Problem to solve: The entries below should be output exactly as written.

## start Listed records

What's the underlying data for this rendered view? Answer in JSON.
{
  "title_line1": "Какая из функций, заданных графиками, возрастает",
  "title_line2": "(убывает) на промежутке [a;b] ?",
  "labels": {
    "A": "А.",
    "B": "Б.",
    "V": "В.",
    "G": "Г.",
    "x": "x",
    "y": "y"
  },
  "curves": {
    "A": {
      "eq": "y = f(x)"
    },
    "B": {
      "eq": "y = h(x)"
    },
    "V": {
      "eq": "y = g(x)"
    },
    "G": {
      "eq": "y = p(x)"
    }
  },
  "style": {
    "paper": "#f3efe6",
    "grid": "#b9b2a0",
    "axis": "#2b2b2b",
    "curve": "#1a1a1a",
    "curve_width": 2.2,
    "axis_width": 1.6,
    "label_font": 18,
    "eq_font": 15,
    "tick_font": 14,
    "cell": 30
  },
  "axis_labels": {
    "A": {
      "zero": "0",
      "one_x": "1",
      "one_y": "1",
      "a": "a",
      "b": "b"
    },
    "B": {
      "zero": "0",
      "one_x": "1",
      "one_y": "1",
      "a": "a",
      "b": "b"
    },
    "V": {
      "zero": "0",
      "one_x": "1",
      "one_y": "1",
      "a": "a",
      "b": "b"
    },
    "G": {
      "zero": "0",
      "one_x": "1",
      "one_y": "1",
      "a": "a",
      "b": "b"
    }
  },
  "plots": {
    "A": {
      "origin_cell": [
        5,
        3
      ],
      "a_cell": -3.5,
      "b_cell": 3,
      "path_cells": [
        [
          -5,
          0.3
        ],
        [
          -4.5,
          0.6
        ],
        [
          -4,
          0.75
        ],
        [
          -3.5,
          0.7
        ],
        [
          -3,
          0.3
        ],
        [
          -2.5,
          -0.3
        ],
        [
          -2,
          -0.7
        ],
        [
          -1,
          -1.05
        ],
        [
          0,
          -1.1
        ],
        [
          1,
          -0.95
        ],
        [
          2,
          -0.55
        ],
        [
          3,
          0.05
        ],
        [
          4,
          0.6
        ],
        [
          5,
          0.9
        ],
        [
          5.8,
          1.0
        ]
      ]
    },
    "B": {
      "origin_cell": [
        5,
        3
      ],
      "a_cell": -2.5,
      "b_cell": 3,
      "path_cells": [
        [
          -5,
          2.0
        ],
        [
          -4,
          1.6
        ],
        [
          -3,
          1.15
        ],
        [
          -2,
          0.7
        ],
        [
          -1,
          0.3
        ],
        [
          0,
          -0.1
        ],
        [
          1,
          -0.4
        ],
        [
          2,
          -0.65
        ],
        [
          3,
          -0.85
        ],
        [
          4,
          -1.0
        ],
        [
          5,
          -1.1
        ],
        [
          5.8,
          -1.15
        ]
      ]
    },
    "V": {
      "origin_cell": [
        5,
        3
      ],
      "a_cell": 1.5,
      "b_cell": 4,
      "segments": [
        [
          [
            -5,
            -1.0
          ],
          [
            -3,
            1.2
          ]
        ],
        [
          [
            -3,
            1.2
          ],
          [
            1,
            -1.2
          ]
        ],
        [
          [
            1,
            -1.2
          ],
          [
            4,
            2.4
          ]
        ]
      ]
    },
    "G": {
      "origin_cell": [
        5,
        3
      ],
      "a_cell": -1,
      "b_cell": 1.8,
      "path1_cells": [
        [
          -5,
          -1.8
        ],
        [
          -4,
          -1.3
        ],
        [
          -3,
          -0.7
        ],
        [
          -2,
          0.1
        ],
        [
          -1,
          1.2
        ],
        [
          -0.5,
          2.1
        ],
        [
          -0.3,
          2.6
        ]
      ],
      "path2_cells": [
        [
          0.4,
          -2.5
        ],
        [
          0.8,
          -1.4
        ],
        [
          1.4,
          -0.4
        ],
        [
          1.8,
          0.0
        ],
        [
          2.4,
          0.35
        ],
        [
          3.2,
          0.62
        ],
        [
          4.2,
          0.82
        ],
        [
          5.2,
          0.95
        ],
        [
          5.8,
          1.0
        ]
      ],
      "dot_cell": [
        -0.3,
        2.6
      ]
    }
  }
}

## end Listed records

Problem solution:
What's the underlying data for this rendered view? Answer in JSON.
{
  "title_line1": "Какая из функций, заданных графиками, возрастает",
  "title_line2": "(убывает) на промежутке [a;b] ?",
  "labels": {
    "A": "А.",
    "B": "Б.",
    "V": "В.",
    "G": "Г.",
    "x": "x",
    "y": "y"
  },
  "curves": {
    "A": {
      "eq": "y = f(x)"
    },
    "B": {
      "eq": "y = h(x)"
    },
    "V": {
      "eq": "y = g(x)"
    },
    "G": {
      "eq": "y = p(x)"
    }
  },
  "style": {
    "paper": "#f3efe6",
    "grid": "#b9b2a0",
    "axis": "#2b2b2b",
    "curve": "#1a1a1a",
    "curve_width": 2.2,
    "axis_width": 1.6,
    "label_font": 18,
    "eq_font": 15,
    "tick_font": 14,
    "cell": 30
  },
  "axis_labels": {
    "A": {
      "zero": "0",
      "one_x": "1",
      "one_y": "1",
      "a": "a",
      "b": "b"
    },
    "B": {
      "zero": "0",
      "one_x": "1",
      "one_y": "1",
      "a": "a",
      "b": "b"
    },
    "V": {
      "zero": "0",
      "one_x": "1",
      "one_y": "1",
      "a": "a",
      "b": "b"
    },
    "G": {
      "zero": "0",
      "one_x": "1",
      "one_y": "1",
      "a": "a",
      "b": "b"
    }
  },
  "plots": {
    "A": {
      "origin_cell": [
        5,
        3
      ],
      "a_cell": -3.5,
      "b_cell": 3,
      "path_cells": [
        [
          -5,
          0.3
        ],
        [
          -4.5,
          0.6
        ],
        [
          -4,
          0.75
        ],
        [
          -3.5,
          0.7
        ],
        [
          -3,
          0.3
        ],
        [
          -2.5,
          -0.3
        ],
        [
          -2,
          -0.7
        ],
        [
          -1,
          -1.05
        ],
        [
          0,
          -1.1
        ],
        [
          1,
          -0.95
        ],
        [
          2,
          -0.55
        ],
        [
          3,
          0.05
        ],
        [
          4,
          0.6
        ],
        [
          5,
          0.9
        ],
        [
          5.8,
          1.0
        ]
      ]
    },
    "B": {
      "origin_cell": [
        5,
        3
      ],
      "a_cell": -2.5,
      "b_cell": 3,
      "path_cells": [
        [
          -5,
          2.0
        ],
        [
          -4,
          1.6
        ],
        [
          -3,
          1.15
        ],
        [
          -2,
          0.7
        ],
        [
          -1,
          0.3
        ],
        [
          0,
          -0.1
        ],
        [
          1,
          -0.4
        ],
        [
          2,
          -0.65
        ],
        [
          3,
          -0.85
        ],
        [
          4,
          -1.0
        ],
        [
          5,
          -1.1
        ],
        [
          5.8,
          -1.15
        ]
      ]
    },
    "V": {
      "origin_cell": [
        5,
        3
      ],
      "a_cell": 1.5,
      "b_cell": 4,
      "segments": [
        [
          [
            -5,
            -1.0
          ],
          [
            -3,
            1.2
          ]
        ],
        [
          [
            -3,
            1.2
          ],
          [
            1,
            -1.2
          ]
        ],
        [
          [
            1,
            -1.2
          ],
          [
            4,
            2.4
          ]
        ]
      ]
    },
    "G": {
      "origin_cell": [
        5,
        3
      ],
      "a_cell": -1,
      "b_cell": 1.8,
      "path1_cells": [
        [
          -5,
          -1.8
        ],
        [
          -4,
          -1.3
        ],
        [
          -3,
          -0.7
        ],
        [
          -2,
          0.1
        ],
        [
          -1,
          1.2
        ],
        [
          -0.5,
          2.1
        ],
        [
          -0.3,
          2.6
        ]
      ],
      "path2_cells": [
        [
          0.4,
          -2.5
        ],
        [
          0.8,
          -1.4
        ],
        [
          1.4,
          -0.4
        ],
        [
          1.8,
          0.0
        ],
        [
          2.4,
          0.35
        ],
        [
          3.2,
          0.62
        ],
        [
          4.2,
          0.82
        ],
        [
          5.2,
          0.95
        ],
        [
          5.8,
          1.0
        ]
      ],
      "dot_cell": [
        -0.3,
        2.6
      ]
    }
  }
}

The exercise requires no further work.